DIRECTIVE:
Arrange every line of the material below into a Markdown table with the columns "Row" and "Text", numbering each row and leaving out blank lines.

EXTRACTED RECORDS:
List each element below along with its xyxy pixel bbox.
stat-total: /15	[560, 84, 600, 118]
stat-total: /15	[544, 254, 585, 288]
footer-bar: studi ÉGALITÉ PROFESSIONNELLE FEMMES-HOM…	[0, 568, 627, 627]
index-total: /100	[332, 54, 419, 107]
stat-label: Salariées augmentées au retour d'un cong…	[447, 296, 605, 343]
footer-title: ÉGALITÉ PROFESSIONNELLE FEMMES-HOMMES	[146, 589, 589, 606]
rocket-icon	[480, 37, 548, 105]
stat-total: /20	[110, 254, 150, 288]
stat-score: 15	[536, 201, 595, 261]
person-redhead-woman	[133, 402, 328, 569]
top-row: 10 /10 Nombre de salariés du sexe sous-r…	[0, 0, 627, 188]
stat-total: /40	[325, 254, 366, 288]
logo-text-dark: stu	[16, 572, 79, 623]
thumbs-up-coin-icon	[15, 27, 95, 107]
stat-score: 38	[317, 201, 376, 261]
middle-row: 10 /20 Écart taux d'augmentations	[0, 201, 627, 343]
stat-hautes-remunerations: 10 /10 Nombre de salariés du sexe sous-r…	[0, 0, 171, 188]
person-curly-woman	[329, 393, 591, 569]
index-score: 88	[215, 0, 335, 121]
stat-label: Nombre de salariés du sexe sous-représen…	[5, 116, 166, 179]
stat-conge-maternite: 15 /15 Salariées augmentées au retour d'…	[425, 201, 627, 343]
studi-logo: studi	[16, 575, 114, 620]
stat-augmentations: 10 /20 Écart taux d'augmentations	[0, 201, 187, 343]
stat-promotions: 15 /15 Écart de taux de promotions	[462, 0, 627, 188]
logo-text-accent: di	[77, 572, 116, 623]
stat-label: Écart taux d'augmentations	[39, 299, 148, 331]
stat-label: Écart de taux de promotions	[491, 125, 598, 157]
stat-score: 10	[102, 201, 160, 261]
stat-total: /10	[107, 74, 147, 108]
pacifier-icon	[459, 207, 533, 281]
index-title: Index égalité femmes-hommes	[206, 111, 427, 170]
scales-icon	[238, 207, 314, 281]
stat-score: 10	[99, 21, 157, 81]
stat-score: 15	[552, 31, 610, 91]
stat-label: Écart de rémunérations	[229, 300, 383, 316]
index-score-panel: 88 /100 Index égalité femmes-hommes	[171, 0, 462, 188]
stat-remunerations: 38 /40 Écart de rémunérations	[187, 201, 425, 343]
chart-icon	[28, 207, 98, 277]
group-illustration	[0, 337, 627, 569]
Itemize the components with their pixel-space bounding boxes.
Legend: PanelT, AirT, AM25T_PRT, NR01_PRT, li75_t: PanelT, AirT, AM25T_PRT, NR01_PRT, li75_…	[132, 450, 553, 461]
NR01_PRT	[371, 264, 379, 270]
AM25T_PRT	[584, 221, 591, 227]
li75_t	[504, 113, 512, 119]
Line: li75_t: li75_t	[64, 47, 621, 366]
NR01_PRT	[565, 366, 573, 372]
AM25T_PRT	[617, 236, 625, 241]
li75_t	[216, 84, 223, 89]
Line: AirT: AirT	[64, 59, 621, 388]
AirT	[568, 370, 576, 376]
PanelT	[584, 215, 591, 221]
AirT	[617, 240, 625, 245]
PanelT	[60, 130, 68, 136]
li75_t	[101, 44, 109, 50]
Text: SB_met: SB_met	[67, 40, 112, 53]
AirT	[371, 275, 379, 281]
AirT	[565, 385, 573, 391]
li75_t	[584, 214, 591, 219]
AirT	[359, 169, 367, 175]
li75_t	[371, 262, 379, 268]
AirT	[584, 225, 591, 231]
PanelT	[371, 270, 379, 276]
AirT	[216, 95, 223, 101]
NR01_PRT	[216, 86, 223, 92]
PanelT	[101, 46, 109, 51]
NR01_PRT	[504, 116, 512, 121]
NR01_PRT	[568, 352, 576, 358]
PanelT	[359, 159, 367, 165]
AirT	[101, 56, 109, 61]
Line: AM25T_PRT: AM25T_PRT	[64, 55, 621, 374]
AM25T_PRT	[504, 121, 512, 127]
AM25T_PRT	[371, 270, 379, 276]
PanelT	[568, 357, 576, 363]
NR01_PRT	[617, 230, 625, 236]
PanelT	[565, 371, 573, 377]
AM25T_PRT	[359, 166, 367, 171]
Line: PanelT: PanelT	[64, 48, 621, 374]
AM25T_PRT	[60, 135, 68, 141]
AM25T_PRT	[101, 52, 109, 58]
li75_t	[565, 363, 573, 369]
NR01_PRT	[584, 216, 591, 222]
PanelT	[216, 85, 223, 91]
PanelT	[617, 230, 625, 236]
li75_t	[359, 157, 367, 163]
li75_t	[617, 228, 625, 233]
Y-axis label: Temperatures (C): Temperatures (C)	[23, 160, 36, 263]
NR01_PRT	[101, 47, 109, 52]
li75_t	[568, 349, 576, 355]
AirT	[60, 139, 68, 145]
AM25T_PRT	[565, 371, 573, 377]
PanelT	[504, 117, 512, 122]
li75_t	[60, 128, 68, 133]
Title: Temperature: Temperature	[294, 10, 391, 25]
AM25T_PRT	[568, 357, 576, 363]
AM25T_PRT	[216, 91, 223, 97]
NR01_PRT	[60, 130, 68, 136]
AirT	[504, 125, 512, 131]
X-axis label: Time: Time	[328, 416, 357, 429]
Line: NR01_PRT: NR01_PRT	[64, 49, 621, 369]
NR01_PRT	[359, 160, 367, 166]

SOLUTION:
| Row | Text |
|---|---|
| 1 | List each element below along with its xyxy pixel bbox. |
| 2 | stat-total: /15	[560, 84, 600, 118] |
| 3 | stat-total: /15	[544, 254, 585, 288] |
| 4 | footer-bar: studi ÉGALITÉ PROFESSIONNELLE FEMMES-HOM…	[0, 568, 627, 627] |
| 5 | index-total: /100	[332, 54, 419, 107] |
| 6 | stat-label: Salariées augmentées au retour d'un cong…	[447, 296, 605, 343] |
| 7 | footer-title: ÉGALITÉ PROFESSIONNELLE FEMMES-HOMMES	[146, 589, 589, 606] |
| 8 | rocket-icon	[480, 37, 548, 105] |
| 9 | stat-total: /20	[110, 254, 150, 288] |
| 10 | stat-score: 15	[536, 201, 595, 261] |
| 11 | person-redhead-woman	[133, 402, 328, 569] |
| 12 | top-row: 10 /10 Nombre de salariés du sexe sous-r…	[0, 0, 627, 188] |
| 13 | stat-total: /40	[325, 254, 366, 288] |
| 14 | logo-text-dark: stu	[16, 572, 79, 623] |
| 15 | thumbs-up-coin-icon	[15, 27, 95, 107] |
| 16 | stat-score: 38	[317, 201, 376, 261] |
| 17 | middle-row: 10 /20 Écart taux d'augmentations	[0, 201, 627, 343] |
| 18 | stat-hautes-remunerations: 10 /10 Nombre de salariés du sexe sous-r…	[0, 0, 171, 188] |
| 19 | person-curly-woman	[329, 393, 591, 569] |
| 20 | index-score: 88	[215, 0, 335, 121] |
| 21 | stat-label: Nombre de salariés du sexe sous-représen…	[5, 116, 166, 179] |
| 22 | stat-conge-maternite: 15 /15 Salariées augmentées au retour d'…	[425, 201, 627, 343] |
| 23 | studi-logo: studi	[16, 575, 114, 620] |
| 24 | stat-augmentations: 10 /20 Écart taux d'augmentations	[0, 201, 187, 343] |
| 25 | stat-promotions: 15 /15 Écart de taux de promotions	[462, 0, 627, 188] |
| 26 | logo-text-accent: di	[77, 572, 116, 623] |
| 27 | stat-label: Écart taux d'augmentations	[39, 299, 148, 331] |
| 28 | stat-label: Écart de taux de promotions	[491, 125, 598, 157] |
| 29 | stat-score: 10	[102, 201, 160, 261] |
| 30 | stat-total: /10	[107, 74, 147, 108] |
| 31 | pacifier-icon	[459, 207, 533, 281] |
| 32 | index-title: Index égalité femmes-hommes	[206, 111, 427, 170] |
| 33 | scales-icon	[238, 207, 314, 281] |
| 34 | stat-score: 10	[99, 21, 157, 81] |
| 35 | stat-score: 15	[552, 31, 610, 91] |
| 36 | stat-label: Écart de rémunérations	[229, 300, 383, 316] |
| 37 | index-score-panel: 88 /100 Index égalité femmes-hommes	[171, 0, 462, 188] |
| 38 | stat-remunerations: 38 /40 Écart de rémunérations	[187, 201, 425, 343] |
| 39 | chart-icon	[28, 207, 98, 277] |
| 40 | group-illustration	[0, 337, 627, 569] |
| 41 | Itemize the components with their pixel-space bounding boxes. |
| 42 | Legend: PanelT, AirT, AM25T_PRT, NR01_PRT, li75_t: PanelT, AirT, AM25T_PRT, NR01_PRT, li75_…	[132, 450, 553, 461] |
| 43 | NR01_PRT	[371, 264, 379, 270] |
| 44 | AM25T_PRT	[584, 221, 591, 227] |
| 45 | li75_t	[504, 113, 512, 119] |
| 46 | Line: li75_t: li75_t	[64, 47, 621, 366] |
| 47 | NR01_PRT	[565, 366, 573, 372] |
| 48 | AM25T_PRT	[617, 236, 625, 241] |
| 49 | li75_t	[216, 84, 223, 89] |
| 50 | Line: AirT: AirT	[64, 59, 621, 388] |
| 51 | AirT	[568, 370, 576, 376] |
| 52 | PanelT	[584, 215, 591, 221] |
| 53 | AirT	[617, 240, 625, 245] |
| 54 | PanelT	[60, 130, 68, 136] |
| 55 | li75_t	[101, 44, 109, 50] |
| 56 | Text: SB_met: SB_met	[67, 40, 112, 53] |
| 57 | AirT	[371, 275, 379, 281] |
| 58 | AirT	[565, 385, 573, 391] |
| 59 | li75_t	[584, 214, 591, 219] |
| 60 | AirT	[359, 169, 367, 175] |
| 61 | li75_t	[371, 262, 379, 268] |
| 62 | AirT	[584, 225, 591, 231] |
| 63 | PanelT	[371, 270, 379, 276] |
| 64 | AirT	[216, 95, 223, 101] |
| 65 | NR01_PRT	[216, 86, 223, 92] |
| 66 | PanelT	[101, 46, 109, 51] |
| 67 | NR01_PRT	[504, 116, 512, 121] |
| 68 | NR01_PRT	[568, 352, 576, 358] |
| 69 | PanelT	[359, 159, 367, 165] |
| 70 | AirT	[101, 56, 109, 61] |
| 71 | Line: AM25T_PRT: AM25T_PRT	[64, 55, 621, 374] |
| 72 | AM25T_PRT	[504, 121, 512, 127] |
| 73 | AM25T_PRT	[371, 270, 379, 276] |
| 74 | PanelT	[568, 357, 576, 363] |
| 75 | NR01_PRT	[617, 230, 625, 236] |
| 76 | PanelT	[565, 371, 573, 377] |
| 77 | AM25T_PRT	[359, 166, 367, 171] |
| 78 | Line: PanelT: PanelT	[64, 48, 621, 374] |
| 79 | AM25T_PRT	[60, 135, 68, 141] |
| 80 | AM25T_PRT	[101, 52, 109, 58] |
| 81 | li75_t	[565, 363, 573, 369] |
| 82 | NR01_PRT	[584, 216, 591, 222] |
| 83 | PanelT	[216, 85, 223, 91] |
| 84 | PanelT	[617, 230, 625, 236] |
| 85 | li75_t	[359, 157, 367, 163] |
| 86 | li75_t	[617, 228, 625, 233] |
| 87 | Y-axis label: Temperatures (C): Temperatures (C)	[23, 160, 36, 263] |
| 88 | NR01_PRT	[101, 47, 109, 52] |
| 89 | li75_t	[568, 349, 576, 355] |
| 90 | AirT	[60, 139, 68, 145] |
| 91 | AM25T_PRT	[565, 371, 573, 377] |
| 92 | PanelT	[504, 117, 512, 122] |
| 93 | li75_t	[60, 128, 68, 133] |
| 94 | Title: Temperature: Temperature	[294, 10, 391, 25] |
| 95 | AM25T_PRT	[568, 357, 576, 363] |
| 96 | AM25T_PRT	[216, 91, 223, 97] |
| 97 | NR01_PRT	[60, 130, 68, 136] |
| 98 | AirT	[504, 125, 512, 131] |
| 99 | X-axis label: Time: Time	[328, 416, 357, 429] |
| 100 | Line: NR01_PRT: NR01_PRT	[64, 49, 621, 369] |
| 101 | NR01_PRT	[359, 160, 367, 166] |